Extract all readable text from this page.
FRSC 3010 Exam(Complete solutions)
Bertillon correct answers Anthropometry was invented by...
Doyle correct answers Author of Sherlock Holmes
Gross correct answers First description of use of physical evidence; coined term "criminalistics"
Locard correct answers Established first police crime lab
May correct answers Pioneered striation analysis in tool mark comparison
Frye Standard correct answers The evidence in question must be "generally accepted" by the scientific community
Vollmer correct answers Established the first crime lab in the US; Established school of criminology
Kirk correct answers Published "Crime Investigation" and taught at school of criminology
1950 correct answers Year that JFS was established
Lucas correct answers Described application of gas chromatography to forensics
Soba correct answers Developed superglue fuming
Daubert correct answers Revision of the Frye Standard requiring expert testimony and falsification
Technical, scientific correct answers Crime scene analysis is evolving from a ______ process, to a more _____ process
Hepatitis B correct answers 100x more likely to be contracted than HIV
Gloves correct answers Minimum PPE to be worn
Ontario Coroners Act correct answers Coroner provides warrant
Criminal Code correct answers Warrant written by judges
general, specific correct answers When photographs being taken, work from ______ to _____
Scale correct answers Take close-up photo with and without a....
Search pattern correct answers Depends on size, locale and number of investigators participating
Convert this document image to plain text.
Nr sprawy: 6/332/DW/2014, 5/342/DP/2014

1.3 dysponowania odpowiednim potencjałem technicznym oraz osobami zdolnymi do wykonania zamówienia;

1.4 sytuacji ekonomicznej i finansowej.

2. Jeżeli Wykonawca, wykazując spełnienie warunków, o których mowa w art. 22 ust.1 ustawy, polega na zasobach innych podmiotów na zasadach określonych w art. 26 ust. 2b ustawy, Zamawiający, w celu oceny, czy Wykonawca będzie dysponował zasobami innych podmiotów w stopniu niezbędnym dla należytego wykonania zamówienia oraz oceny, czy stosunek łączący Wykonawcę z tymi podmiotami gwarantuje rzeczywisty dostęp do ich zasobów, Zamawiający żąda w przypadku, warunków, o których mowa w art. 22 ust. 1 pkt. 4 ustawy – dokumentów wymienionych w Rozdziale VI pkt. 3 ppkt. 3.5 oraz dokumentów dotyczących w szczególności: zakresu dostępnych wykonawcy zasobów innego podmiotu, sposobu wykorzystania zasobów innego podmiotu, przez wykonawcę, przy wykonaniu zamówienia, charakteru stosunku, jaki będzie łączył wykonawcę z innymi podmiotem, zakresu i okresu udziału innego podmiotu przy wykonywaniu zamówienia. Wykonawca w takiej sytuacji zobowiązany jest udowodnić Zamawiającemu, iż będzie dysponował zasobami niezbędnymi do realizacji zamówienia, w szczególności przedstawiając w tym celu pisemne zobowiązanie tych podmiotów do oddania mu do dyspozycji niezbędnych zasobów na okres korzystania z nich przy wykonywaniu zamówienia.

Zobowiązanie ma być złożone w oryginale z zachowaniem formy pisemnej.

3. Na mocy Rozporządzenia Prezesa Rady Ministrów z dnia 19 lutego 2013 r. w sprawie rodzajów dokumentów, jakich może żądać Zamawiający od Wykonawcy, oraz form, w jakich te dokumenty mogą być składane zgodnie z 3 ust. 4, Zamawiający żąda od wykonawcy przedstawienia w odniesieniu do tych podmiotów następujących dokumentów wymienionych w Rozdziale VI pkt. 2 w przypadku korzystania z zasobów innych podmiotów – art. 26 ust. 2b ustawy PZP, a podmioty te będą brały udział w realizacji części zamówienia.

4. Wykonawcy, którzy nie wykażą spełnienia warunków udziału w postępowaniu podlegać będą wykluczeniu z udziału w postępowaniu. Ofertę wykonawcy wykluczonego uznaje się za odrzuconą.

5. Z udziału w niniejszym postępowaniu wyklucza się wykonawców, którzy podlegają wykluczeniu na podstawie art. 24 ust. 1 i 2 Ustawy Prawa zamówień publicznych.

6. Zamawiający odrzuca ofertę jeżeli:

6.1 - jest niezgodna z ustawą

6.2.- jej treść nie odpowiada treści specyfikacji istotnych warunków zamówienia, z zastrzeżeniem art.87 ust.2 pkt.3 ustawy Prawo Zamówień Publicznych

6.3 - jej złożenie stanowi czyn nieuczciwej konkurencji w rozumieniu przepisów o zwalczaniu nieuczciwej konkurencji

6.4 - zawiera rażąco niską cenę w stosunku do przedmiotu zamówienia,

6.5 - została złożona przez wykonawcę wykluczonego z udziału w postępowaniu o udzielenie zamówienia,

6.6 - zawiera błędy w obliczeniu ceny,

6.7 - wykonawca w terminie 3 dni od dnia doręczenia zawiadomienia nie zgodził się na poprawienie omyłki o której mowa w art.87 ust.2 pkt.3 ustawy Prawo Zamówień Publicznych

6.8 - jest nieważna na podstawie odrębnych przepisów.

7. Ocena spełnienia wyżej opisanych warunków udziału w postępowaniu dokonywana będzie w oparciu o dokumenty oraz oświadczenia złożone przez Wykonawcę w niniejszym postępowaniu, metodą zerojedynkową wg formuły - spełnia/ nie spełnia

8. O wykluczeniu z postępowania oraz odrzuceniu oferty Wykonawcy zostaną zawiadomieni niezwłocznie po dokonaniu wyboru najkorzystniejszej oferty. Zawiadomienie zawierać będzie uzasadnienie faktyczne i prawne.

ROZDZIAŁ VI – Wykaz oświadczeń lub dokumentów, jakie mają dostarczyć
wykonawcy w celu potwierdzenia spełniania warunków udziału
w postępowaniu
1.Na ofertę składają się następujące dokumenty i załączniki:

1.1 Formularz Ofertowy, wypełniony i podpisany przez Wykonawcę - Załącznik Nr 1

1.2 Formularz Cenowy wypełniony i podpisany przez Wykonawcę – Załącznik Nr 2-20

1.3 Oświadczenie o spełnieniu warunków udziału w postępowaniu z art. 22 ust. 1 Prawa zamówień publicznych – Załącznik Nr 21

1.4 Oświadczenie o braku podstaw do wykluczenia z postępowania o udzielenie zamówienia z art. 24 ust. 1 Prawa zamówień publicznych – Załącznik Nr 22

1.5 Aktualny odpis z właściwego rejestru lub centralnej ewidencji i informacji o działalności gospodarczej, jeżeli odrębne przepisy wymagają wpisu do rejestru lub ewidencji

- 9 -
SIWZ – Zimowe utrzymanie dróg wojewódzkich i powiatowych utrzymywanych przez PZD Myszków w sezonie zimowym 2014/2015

SET TASK —
Each record above should be output again exactly.

FULL OUTPUT —
Extract all readable text from this page.
FRSC 3010 Exam(Complete solutions)
Bertillon correct answers Anthropometry was invented by...
Doyle correct answers Author of Sherlock Holmes
Gross correct answers First description of use of physical evidence; coined term "criminalistics"
Locard correct answers Established first police crime lab
May correct answers Pioneered striation analysis in tool mark comparison
Frye Standard correct answers The evidence in question must be "generally accepted" by the scientific community
Vollmer correct answers Established the first crime lab in the US; Established school of criminology
Kirk correct answers Published "Crime Investigation" and taught at school of criminology
1950 correct answers Year that JFS was established
Lucas correct answers Described application of gas chromatography to forensics
Soba correct answers Developed superglue fuming
Daubert correct answers Revision of the Frye Standard requiring expert testimony and falsification
Technical, scientific correct answers Crime scene analysis is evolving from a ______ process, to a more _____ process
Hepatitis B correct answers 100x more likely to be contracted than HIV
Gloves correct answers Minimum PPE to be worn
Ontario Coroners Act correct answers Coroner provides warrant
Criminal Code correct answers Warrant written by judges
general, specific correct answers When photographs being taken, work from ______ to _____
Scale correct answers Take close-up photo with and without a....
Search pattern correct answers Depends on size, locale and number of investigators participating
Convert this document image to plain text.
Nr sprawy: 6/332/DW/2014, 5/342/DP/2014

1.3 dysponowania odpowiednim potencjałem technicznym oraz osobami zdolnymi do wykonania zamówienia;

1.4 sytuacji ekonomicznej i finansowej.

2. Jeżeli Wykonawca, wykazując spełnienie warunków, o których mowa w art. 22 ust.1 ustawy, polega na zasobach innych podmiotów na zasadach określonych w art. 26 ust. 2b ustawy, Zamawiający, w celu oceny, czy Wykonawca będzie dysponował zasobami innych podmiotów w stopniu niezbędnym dla należytego wykonania zamówienia oraz oceny, czy stosunek łączący Wykonawcę z tymi podmiotami gwarantuje rzeczywisty dostęp do ich zasobów, Zamawiający żąda w przypadku, warunków, o których mowa w art. 22 ust. 1 pkt. 4 ustawy – dokumentów wymienionych w Rozdziale VI pkt. 3 ppkt. 3.5 oraz dokumentów dotyczących w szczególności: zakresu dostępnych wykonawcy zasobów innego podmiotu, sposobu wykorzystania zasobów innego podmiotu, przez wykonawcę, przy wykonaniu zamówienia, charakteru stosunku, jaki będzie łączył wykonawcę z innymi podmiotem, zakresu i okresu udziału innego podmiotu przy wykonywaniu zamówienia. Wykonawca w takiej sytuacji zobowiązany jest udowodnić Zamawiającemu, iż będzie dysponował zasobami niezbędnymi do realizacji zamówienia, w szczególności przedstawiając w tym celu pisemne zobowiązanie tych podmiotów do oddania mu do dyspozycji niezbędnych zasobów na okres korzystania z nich przy wykonywaniu zamówienia.

Zobowiązanie ma być złożone w oryginale z zachowaniem formy pisemnej.

3. Na mocy Rozporządzenia Prezesa Rady Ministrów z dnia 19 lutego 2013 r. w sprawie rodzajów dokumentów, jakich może żądać Zamawiający od Wykonawcy, oraz form, w jakich te dokumenty mogą być składane zgodnie z 3 ust. 4, Zamawiający żąda od wykonawcy przedstawienia w odniesieniu do tych podmiotów następujących dokumentów wymienionych w Rozdziale VI pkt. 2 w przypadku korzystania z zasobów innych podmiotów – art. 26 ust. 2b ustawy PZP, a podmioty te będą brały udział w realizacji części zamówienia.

4. Wykonawcy, którzy nie wykażą spełnienia warunków udziału w postępowaniu podlegać będą wykluczeniu z udziału w postępowaniu. Ofertę wykonawcy wykluczonego uznaje się za odrzuconą.

5. Z udziału w niniejszym postępowaniu wyklucza się wykonawców, którzy podlegają wykluczeniu na podstawie art. 24 ust. 1 i 2 Ustawy Prawa zamówień publicznych.

6. Zamawiający odrzuca ofertę jeżeli:

6.1 - jest niezgodna z ustawą

6.2.- jej treść nie odpowiada treści specyfikacji istotnych warunków zamówienia, z zastrzeżeniem art.87 ust.2 pkt.3 ustawy Prawo Zamówień Publicznych

6.3 - jej złożenie stanowi czyn nieuczciwej konkurencji w rozumieniu przepisów o zwalczaniu nieuczciwej konkurencji

6.4 - zawiera rażąco niską cenę w stosunku do przedmiotu zamówienia,

6.5 - została złożona przez wykonawcę wykluczonego z udziału w postępowaniu o udzielenie zamówienia,

6.6 - zawiera błędy w obliczeniu ceny,

6.7 - wykonawca w terminie 3 dni od dnia doręczenia zawiadomienia nie zgodził się na poprawienie omyłki o której mowa w art.87 ust.2 pkt.3 ustawy Prawo Zamówień Publicznych

6.8 - jest nieważna na podstawie odrębnych przepisów.

7. Ocena spełnienia wyżej opisanych warunków udziału w postępowaniu dokonywana będzie w oparciu o dokumenty oraz oświadczenia złożone przez Wykonawcę w niniejszym postępowaniu, metodą zerojedynkową wg formuły - spełnia/ nie spełnia

8. O wykluczeniu z postępowania oraz odrzuceniu oferty Wykonawcy zostaną zawiadomieni niezwłocznie po dokonaniu wyboru najkorzystniejszej oferty. Zawiadomienie zawierać będzie uzasadnienie faktyczne i prawne.

ROZDZIAŁ VI – Wykaz oświadczeń lub dokumentów, jakie mają dostarczyć
wykonawcy w celu potwierdzenia spełniania warunków udziału
w postępowaniu
1.Na ofertę składają się następujące dokumenty i załączniki:

1.1 Formularz Ofertowy, wypełniony i podpisany przez Wykonawcę - Załącznik Nr 1

1.2 Formularz Cenowy wypełniony i podpisany przez Wykonawcę – Załącznik Nr 2-20

1.3 Oświadczenie o spełnieniu warunków udziału w postępowaniu z art. 22 ust. 1 Prawa zamówień publicznych – Załącznik Nr 21

1.4 Oświadczenie o braku podstaw do wykluczenia z postępowania o udzielenie zamówienia z art. 24 ust. 1 Prawa zamówień publicznych – Załącznik Nr 22

1.5 Aktualny odpis z właściwego rejestru lub centralnej ewidencji i informacji o działalności gospodarczej, jeżeli odrębne przepisy wymagają wpisu do rejestru lub ewidencji

- 9 -
SIWZ – Zimowe utrzymanie dróg wojewódzkich i powiatowych utrzymywanych przez PZD Myszków w sezonie zimowym 2014/2015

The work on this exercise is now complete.